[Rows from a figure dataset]
#####

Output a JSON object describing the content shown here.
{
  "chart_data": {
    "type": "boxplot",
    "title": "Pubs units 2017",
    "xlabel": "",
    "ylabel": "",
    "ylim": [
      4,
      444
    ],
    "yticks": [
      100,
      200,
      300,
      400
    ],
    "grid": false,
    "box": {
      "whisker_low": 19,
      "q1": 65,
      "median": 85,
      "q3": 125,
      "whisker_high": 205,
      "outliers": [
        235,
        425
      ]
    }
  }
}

#####

## [Exercise details]
Your task is to transcribe the material exactly.

## [Problem solution]
Output a JSON object describing the content shown here.
{
  "chart_data": {
    "type": "boxplot",
    "title": "Pubs units 2017",
    "xlabel": "",
    "ylabel": "",
    "ylim": [
      4,
      444
    ],
    "yticks": [
      100,
      200,
      300,
      400
    ],
    "grid": false,
    "box": {
      "whisker_low": 19,
      "q1": 65,
      "median": 85,
      "q3": 125,
      "whisker_high": 205,
      "outliers": [
        235,
        425
      ]
    }
  }
}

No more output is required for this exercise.